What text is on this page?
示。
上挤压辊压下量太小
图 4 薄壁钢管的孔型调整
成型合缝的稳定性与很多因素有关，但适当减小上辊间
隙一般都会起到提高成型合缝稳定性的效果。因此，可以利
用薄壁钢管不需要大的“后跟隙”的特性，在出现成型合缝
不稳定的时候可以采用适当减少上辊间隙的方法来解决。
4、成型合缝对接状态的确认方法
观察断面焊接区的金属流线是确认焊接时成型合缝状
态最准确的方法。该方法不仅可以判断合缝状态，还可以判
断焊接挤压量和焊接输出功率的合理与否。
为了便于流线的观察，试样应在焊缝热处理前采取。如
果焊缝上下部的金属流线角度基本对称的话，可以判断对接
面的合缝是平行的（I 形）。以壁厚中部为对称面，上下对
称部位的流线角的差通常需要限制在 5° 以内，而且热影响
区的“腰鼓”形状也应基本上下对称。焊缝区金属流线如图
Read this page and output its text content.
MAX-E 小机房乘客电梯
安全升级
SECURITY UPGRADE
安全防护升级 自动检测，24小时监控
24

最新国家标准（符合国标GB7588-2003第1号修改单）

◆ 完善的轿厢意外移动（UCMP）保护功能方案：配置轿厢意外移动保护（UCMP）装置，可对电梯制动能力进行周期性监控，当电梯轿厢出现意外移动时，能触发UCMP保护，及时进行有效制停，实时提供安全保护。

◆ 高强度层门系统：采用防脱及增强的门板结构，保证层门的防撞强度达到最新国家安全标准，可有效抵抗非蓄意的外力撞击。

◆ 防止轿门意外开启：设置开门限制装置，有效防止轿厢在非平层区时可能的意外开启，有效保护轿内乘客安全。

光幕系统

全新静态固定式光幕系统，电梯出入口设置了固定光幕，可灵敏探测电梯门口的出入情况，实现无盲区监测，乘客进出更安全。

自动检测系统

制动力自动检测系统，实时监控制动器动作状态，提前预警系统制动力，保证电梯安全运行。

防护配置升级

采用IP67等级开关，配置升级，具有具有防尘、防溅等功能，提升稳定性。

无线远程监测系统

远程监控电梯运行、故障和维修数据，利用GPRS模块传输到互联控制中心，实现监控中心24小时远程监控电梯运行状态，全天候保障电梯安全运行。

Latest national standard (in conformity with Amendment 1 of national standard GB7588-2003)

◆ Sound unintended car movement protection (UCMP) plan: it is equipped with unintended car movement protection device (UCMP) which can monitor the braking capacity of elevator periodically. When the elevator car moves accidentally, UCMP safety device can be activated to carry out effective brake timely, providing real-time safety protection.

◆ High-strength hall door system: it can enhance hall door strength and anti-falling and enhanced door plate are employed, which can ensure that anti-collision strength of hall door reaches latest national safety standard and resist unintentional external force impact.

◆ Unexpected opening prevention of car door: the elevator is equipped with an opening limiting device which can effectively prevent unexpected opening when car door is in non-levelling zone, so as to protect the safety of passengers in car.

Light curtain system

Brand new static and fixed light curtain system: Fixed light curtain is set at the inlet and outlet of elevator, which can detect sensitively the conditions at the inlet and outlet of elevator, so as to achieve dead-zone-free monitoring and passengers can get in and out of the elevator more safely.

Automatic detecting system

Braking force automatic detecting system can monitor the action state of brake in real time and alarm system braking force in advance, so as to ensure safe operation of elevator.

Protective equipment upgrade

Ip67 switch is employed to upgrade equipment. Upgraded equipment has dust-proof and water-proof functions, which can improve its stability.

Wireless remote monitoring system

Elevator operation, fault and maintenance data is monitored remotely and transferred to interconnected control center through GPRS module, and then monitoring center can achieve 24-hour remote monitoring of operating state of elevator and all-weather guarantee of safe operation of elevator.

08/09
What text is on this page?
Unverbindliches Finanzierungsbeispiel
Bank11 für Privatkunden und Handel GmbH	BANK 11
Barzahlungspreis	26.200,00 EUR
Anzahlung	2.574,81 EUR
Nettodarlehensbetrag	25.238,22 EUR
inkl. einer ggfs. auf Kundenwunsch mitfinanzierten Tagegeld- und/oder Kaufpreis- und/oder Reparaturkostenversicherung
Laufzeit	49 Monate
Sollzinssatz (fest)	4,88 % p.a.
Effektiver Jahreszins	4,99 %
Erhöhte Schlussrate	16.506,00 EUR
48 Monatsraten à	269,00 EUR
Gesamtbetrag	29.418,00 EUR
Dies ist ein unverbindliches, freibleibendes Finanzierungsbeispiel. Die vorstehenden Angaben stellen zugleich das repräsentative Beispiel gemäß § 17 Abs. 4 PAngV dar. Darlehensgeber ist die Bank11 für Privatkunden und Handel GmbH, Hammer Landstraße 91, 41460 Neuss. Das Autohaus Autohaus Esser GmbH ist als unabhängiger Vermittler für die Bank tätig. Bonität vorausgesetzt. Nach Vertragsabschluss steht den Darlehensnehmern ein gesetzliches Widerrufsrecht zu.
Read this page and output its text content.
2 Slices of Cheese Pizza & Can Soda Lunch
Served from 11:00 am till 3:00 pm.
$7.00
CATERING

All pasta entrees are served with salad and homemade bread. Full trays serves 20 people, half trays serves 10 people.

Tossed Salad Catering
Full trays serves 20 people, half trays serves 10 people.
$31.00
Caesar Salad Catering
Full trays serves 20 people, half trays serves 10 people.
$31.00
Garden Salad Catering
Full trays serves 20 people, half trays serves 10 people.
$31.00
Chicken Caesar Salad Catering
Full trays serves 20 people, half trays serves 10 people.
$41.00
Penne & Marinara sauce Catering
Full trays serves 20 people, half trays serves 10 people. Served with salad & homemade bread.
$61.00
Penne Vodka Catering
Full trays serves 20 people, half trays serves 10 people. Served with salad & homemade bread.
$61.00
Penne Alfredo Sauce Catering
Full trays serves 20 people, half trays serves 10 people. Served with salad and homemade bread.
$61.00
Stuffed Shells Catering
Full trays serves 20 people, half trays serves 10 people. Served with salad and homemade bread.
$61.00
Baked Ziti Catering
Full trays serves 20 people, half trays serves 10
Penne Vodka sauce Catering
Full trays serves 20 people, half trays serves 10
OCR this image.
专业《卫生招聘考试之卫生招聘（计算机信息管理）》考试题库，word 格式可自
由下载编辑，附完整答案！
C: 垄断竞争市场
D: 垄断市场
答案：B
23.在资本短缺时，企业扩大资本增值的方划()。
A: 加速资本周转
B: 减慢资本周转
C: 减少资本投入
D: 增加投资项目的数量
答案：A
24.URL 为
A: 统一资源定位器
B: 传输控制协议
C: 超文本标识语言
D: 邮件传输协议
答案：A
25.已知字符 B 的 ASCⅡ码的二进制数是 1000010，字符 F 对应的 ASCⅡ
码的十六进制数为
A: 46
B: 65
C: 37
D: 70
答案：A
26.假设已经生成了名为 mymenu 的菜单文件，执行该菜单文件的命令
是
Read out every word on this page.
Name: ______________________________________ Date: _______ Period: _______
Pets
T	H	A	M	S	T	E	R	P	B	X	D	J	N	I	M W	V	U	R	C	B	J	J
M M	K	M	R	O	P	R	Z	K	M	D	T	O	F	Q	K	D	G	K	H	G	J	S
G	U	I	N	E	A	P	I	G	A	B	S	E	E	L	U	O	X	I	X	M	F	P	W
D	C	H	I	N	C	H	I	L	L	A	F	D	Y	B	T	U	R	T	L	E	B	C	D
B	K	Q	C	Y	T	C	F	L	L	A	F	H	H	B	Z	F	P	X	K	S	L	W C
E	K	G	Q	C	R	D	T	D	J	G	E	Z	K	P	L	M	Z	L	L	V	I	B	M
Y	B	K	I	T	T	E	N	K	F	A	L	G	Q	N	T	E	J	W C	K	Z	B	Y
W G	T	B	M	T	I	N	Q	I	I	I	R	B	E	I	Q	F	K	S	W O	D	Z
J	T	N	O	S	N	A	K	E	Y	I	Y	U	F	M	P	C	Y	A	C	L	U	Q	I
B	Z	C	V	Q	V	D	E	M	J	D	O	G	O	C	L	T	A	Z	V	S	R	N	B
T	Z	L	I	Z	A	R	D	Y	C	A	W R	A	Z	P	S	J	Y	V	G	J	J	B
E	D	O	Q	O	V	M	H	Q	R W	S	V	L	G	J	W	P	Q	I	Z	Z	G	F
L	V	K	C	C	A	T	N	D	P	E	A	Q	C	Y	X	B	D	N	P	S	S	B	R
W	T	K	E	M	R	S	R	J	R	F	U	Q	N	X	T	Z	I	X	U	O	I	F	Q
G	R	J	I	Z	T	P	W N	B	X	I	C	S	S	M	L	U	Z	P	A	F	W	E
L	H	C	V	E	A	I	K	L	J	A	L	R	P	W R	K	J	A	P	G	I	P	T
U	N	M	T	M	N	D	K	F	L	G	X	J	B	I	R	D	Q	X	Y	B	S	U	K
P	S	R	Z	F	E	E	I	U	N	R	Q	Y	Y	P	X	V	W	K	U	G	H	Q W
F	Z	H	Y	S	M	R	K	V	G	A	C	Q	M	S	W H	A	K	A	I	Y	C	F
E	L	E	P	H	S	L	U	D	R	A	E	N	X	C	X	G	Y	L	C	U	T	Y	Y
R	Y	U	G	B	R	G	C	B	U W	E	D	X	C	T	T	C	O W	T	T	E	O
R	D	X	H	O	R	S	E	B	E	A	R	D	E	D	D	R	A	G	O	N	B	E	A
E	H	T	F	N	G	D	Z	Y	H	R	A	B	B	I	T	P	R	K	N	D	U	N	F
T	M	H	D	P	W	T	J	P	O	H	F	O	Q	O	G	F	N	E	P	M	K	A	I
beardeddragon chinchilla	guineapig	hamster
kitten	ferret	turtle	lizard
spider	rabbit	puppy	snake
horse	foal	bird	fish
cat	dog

## Prompt
Examine the data above and state how many of its lines contain the word "device", with no further remarks.

## Written solution
2